#### Short task
Among the lines below, list those containing the string "وآيات".
— begin Supplied information —
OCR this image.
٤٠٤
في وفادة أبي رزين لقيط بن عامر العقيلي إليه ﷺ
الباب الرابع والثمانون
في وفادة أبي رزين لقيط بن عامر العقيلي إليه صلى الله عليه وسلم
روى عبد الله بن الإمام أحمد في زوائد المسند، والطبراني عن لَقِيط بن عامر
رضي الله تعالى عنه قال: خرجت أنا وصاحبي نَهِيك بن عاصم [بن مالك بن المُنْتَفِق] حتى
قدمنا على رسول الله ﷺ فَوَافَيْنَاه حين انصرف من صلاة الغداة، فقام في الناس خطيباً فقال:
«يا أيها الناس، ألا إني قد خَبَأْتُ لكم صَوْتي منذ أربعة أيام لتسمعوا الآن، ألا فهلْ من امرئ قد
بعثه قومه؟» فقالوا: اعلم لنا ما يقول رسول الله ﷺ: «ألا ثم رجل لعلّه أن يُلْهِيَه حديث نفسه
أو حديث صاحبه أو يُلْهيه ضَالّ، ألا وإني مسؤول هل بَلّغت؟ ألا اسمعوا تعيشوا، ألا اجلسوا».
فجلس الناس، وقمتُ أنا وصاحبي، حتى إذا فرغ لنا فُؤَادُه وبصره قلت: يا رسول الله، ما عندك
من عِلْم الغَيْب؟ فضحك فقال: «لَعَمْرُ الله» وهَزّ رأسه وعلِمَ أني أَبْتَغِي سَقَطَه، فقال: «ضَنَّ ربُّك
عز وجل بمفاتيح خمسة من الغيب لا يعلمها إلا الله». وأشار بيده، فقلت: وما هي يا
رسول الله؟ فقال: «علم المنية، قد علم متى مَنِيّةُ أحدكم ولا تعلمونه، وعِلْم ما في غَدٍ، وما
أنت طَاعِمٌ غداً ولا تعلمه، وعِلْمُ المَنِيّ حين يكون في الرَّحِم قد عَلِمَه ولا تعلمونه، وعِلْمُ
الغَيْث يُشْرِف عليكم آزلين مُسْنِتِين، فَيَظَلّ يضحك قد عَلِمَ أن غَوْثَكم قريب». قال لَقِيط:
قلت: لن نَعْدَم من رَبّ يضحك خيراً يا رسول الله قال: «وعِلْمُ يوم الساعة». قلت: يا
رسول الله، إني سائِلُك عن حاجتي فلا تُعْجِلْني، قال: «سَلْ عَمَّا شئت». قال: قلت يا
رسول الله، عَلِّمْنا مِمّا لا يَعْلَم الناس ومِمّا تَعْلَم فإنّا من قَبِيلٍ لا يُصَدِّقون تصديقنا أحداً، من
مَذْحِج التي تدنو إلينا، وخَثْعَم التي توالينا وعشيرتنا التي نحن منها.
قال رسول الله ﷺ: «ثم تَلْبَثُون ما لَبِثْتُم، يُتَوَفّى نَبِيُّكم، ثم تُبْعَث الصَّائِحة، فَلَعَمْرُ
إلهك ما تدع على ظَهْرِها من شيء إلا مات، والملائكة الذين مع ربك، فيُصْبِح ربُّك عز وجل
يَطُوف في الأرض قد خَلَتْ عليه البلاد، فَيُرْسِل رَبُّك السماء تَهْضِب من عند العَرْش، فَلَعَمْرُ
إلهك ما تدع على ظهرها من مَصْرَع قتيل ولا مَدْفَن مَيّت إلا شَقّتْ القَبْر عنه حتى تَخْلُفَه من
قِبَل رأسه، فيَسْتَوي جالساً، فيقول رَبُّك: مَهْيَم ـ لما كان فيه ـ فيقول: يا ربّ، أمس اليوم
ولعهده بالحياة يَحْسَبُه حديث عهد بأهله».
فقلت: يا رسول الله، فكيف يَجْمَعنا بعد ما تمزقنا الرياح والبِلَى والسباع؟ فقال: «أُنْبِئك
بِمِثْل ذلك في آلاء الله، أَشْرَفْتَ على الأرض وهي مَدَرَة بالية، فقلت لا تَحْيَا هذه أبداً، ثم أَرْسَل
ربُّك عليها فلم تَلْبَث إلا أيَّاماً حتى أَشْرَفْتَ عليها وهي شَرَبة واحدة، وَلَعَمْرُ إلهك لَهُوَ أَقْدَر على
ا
— end Supplied information —
— begin Supplied information —
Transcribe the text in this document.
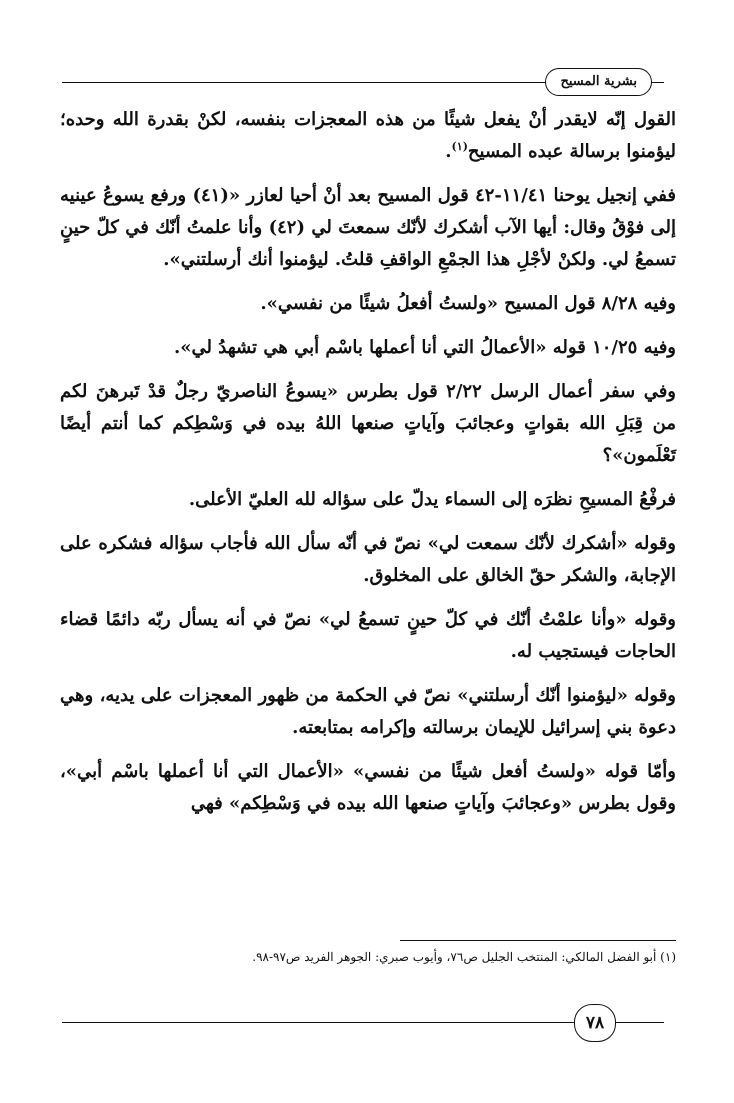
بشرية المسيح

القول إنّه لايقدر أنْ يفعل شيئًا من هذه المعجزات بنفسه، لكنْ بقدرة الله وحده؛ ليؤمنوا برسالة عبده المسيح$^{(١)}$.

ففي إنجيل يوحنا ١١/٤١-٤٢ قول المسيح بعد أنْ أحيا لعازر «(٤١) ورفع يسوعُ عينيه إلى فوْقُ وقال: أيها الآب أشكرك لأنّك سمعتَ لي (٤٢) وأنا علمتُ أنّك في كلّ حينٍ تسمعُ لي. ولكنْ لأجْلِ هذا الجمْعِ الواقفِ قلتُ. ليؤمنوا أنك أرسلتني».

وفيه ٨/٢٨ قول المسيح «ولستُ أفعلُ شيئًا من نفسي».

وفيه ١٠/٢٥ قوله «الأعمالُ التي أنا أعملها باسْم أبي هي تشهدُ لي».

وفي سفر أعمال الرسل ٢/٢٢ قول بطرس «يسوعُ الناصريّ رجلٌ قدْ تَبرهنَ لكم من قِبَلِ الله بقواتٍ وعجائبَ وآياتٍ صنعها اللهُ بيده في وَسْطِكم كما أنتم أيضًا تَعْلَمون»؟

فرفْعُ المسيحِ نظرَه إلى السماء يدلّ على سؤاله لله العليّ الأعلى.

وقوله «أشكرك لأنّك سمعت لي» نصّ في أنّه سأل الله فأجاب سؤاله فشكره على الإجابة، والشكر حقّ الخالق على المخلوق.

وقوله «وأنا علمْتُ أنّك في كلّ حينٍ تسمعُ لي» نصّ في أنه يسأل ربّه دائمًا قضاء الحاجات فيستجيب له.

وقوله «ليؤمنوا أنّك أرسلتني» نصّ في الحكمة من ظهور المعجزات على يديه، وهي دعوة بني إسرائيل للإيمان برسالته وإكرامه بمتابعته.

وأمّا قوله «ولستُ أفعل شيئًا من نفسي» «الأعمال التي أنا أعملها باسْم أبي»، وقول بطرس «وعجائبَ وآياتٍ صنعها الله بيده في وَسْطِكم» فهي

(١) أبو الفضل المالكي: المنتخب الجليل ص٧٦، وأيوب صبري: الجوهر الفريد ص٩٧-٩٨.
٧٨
— end Supplied information —
#### Correct response
وفي سفر أعمال الرسل ٢/٢٢ قول بطرس «يسوعُ الناصريّ رجلٌ قدْ تَبرهنَ لكم من قِبَلِ الله بقواتٍ وعجائبَ وآياتٍ صنعها اللهُ بيده في وَسْطِكم كما أنتم أيضًا تَعْلَمون»؟
وأمّا قوله «ولستُ أفعل شيئًا من نفسي» «الأعمال التي أنا أعملها باسْم أبي»، وقول بطرس «وعجائبَ وآياتٍ صنعها الله بيده في وَسْطِكم» فهي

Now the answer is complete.